Excerpt to read -
=== Begin Enclosure ===
The story opens in the midst of a revelry hosted by the Lords of Chaos.  They’ve kidnapped and held captive the Duchess of Kyle, and on this evening she’s to be violated and sacrificed as a form of revenge on the group’s hunter and nemesis, Hugh Fitzroy, the Duke of Kyle.  Unfortunately, they’ve kidnapped the wrong woman.

Lady Iris Jordan was returning home from Kyle’s wedding when she was forcibly taken from her carriage.  Bound, dirty and hungry, she’s terrified of the naked men in masks arrayed around her in the firelight, diverted only  after their leader, Dionysus, introduces her as the Duchess of Kyle.  She’s quick to correct him, and then listens as a man wearing a wolf mask approaches Dionysus and claims her for himself.  Her original kidnapper attempts to intervene and keep her for the group, but Dionysus allows the wolf to take her away after promising to kill her when he’s done.  Iris is marched to a carriage and angrily tossed in – but she hasn’t given up on hopes of escape.  She frantically searches under the carriage seats for a weapon and when the wolf returns and reveals himself, she shoots him.

Raphael de Chartres, the Duke of Dyemore, has finally infiltrated the Lords and plans to destroy them for good.  But he had to abruptly change strategy when he recognized the woman bound before him.  Since meeting her at a ball a few short months ago, he hasn’t been able to put Lady Iris Jordan out of his mind.  Claiming her for himself is the only way to save her.

Bleeding and hurt from the bullet wound to his shoulder, Raphael explains to Iris that he was only trying to rescue her, and that when the Lords discover she’s alive, she’ll be in even more danger.  Desperate to protect her and destroy their common enemy, Raphael, in a desperate solution to buy them more time, proposes they marry.  As his wife, he (and his loyal group of bodyguards) can offer Iris protection as he pursues his revenge on the Lords of Chaos.   After arriving home, a clergyman is summoned and before Iris quite knows what’s happening, she’s married.

The revelry, escape and marriage happen in the opening chapters of Duke of Desire, and Ms. Hoyt somehow managed to convince this reader that it all made sense.  It’s a bit insane and frantic, but much like her heroine, Iris, I decided to go with it and you should too.  The marriage provides the means for Ms. Hoyt to unite two souls who belong together.  Raphael is tortured by memories of his father (a former Dionysus), and a childhood trauma that scarred him for life.  He’s powerful, cold and consumed with plans for revenge on the Lords of Chaos, but he’s also deeply attracted to and affected by Iris and he’s determined to keep her close and safe.  Iris was married to an indifferent, older husband and then after his death, she’s lived a quiet life in her older brother’s household.  She’s alarmed by her attraction to her husband – a virtual stranger – but something about him calls to her.  She’s determined to demand more from this second marriage despite its less than auspicious beginning, and she’s unwilling to meekly follow Raphael’s directions.
=== End Enclosure ===
Write the next part of the review of Duke of Desire, picking up after its final sentence. The entries that come after this review have nothing to do with it.

Bounding box prediction data:
=== Begin Enclosure ===
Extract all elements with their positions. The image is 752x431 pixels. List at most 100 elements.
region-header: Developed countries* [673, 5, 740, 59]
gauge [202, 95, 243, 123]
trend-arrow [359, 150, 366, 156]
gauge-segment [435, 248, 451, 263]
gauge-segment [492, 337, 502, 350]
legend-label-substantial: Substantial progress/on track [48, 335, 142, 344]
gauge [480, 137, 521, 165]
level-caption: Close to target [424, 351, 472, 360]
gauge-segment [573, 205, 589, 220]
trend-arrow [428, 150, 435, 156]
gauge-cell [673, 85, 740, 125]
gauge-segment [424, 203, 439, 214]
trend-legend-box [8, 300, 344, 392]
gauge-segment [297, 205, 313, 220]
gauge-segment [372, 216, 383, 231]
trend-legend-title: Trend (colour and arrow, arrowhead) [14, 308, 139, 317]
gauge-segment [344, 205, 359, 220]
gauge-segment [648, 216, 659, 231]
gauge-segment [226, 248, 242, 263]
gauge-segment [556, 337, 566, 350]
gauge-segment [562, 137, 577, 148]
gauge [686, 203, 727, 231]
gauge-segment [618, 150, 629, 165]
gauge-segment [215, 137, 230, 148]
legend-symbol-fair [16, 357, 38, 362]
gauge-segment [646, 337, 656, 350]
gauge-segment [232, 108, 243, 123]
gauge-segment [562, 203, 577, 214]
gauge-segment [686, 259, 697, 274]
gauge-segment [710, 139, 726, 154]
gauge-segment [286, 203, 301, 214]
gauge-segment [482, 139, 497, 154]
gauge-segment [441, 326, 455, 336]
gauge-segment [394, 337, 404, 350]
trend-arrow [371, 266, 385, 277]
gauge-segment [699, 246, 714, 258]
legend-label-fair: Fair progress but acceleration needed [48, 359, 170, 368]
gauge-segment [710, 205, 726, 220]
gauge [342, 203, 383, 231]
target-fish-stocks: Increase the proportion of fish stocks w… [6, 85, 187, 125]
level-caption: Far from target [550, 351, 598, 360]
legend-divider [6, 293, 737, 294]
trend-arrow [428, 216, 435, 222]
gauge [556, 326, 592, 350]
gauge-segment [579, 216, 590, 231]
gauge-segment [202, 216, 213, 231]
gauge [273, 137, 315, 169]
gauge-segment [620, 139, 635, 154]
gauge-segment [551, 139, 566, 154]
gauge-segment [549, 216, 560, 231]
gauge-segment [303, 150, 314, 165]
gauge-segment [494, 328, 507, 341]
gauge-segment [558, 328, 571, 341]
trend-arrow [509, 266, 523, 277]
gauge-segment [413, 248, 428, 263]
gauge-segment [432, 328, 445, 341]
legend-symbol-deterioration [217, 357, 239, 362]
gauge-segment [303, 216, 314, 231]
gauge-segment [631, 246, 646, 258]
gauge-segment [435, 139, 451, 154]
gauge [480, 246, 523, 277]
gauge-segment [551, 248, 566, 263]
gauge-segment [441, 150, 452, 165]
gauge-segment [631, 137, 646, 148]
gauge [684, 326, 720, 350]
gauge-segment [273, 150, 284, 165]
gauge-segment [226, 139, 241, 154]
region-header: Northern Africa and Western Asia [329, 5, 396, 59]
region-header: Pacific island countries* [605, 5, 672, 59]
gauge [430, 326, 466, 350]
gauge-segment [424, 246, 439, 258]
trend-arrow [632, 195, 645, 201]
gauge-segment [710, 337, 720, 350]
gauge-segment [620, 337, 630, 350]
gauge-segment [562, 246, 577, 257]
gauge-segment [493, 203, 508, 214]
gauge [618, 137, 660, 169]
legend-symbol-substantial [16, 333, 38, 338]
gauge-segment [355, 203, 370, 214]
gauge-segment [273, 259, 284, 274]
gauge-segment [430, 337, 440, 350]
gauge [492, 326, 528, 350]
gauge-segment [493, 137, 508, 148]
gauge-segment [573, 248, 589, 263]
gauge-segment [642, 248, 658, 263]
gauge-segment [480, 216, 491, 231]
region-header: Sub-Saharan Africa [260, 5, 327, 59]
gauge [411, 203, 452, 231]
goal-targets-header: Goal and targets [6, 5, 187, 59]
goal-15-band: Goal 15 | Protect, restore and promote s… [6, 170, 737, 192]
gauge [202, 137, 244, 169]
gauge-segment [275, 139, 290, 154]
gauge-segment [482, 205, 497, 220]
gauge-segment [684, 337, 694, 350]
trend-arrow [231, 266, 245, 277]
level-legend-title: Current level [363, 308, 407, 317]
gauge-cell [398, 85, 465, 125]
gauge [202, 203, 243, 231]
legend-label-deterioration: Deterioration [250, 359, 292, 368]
=== End Enclosure ===
Exercise output -
As the novel unfolds, Raphael continues his attempts to infiltrate and destroy the Lords of Chaos, but Ms. Hoyt wisely focuses her attention on developing Iris and Raphael as individuals, and then as a romantic couple once it’s clear they’ve fallen for each other.  Duke of Desire deals with some heavy subject matter and Raphael’s secrets aren’t your typical romance novel fare – his past is marked by a deeply troubling climatic event, and even after Iris convinces him to reveal his past, he struggles to overcome it.  Though Iris hasn’t ‘suffered’ at quite the same level her husband has, she’s still damaged by her past as the wife of an indifferent husband.  I found the relationship between these two profoundly moving, and the way they inch towards each other – physically and emotionally – satisfying on every level.  Their physical relationship is particularly well done – they have a passionate attraction to each other – and I loved Iris’s willingness to seduce her husband and satisfy her own curiosities about lovemaking.  Raphael is overwhelmed by his attraction to Iris, and his futile attempts to resist her bold attempts to seduce him are priceless.  He can’t resist her, and when he allows himself to give in… it’s sexy and naughty and wonderful.  They’re a terrific match-up and perhaps one of my favorite Maiden Lane pairings.

I won’t spoil who Dionysus is, or reveal how Raphael’s investigation into the Lords of Chaos eventually concludes, except to say the resolution is a bit convoluted, and the final revelation of Dionysus is anticlimactic.  After a three novel build-up, and chapters detailing Dionysus’ machinations against Raphael, I wish Ms. Hoyt had spent a bit more time developing the leader and his backstory.  We know a bit about his awful history – enough to feel some sympathy for what he’s become – but the ending to this MAJOR storyline is rushed and unsatisfying.

While Duke of Desire is ostensibly about Raphael’s efforts to destroy the Lords of Chaos, it’s the redemptive love affair – passionate, tender and perfect – forged in a desperate attempt to thwart the depraved Lords of Chaos, that, quite rightly, takes centre stage.  It  shouldn’t work – but it does.  He’s damaged, she’s determined, and though the premise of their marriage seems ludicrous, Ms. Hoyt capably navigates their tricky road to happily ever after.


EXCERPT

Desperately she flung herself at the opposite seat and tugged it up. Thrust her hand in.

A pistol.

She cocked it, desperately praying that it was loaded.

She turned and aimed it at the door to the carriage just as the door swung open.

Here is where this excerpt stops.